[Extracted data entries]
□ □ □ □ □

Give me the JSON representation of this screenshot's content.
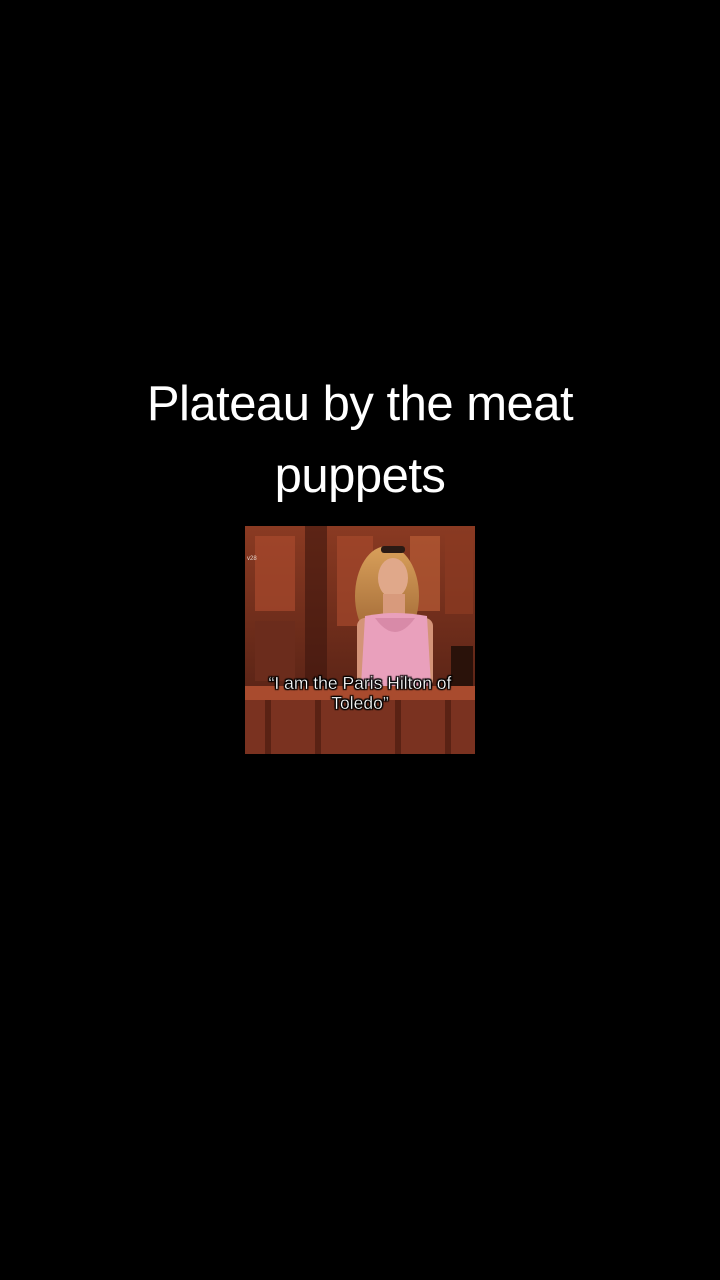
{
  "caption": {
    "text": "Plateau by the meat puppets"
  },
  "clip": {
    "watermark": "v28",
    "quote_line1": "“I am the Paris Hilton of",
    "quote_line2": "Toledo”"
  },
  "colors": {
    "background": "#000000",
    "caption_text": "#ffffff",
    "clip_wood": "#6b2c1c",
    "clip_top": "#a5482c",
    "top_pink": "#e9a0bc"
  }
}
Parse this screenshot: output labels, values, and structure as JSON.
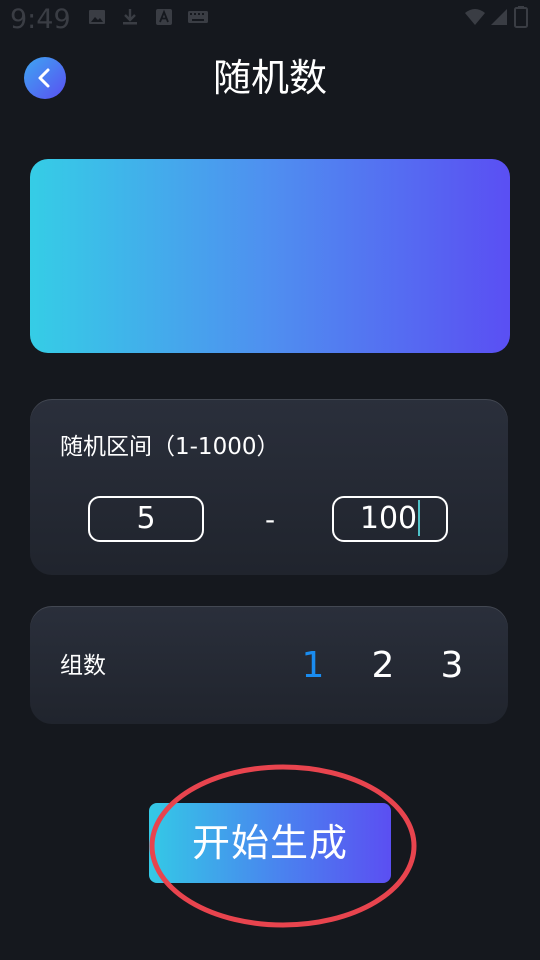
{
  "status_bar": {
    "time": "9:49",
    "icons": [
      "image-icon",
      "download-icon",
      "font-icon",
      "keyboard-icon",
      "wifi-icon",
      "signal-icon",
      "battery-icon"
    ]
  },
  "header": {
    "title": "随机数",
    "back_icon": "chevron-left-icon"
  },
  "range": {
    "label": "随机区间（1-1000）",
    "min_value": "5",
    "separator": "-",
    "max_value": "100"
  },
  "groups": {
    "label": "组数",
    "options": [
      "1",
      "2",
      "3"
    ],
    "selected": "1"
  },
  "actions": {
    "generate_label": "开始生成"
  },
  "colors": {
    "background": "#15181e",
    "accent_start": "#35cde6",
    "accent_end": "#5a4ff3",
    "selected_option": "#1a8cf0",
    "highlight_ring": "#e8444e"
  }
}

□ □ □ □ □

Read through the lines above and collect those that contain the string "background".

    "background": "#000000",
    "background": "#15181e",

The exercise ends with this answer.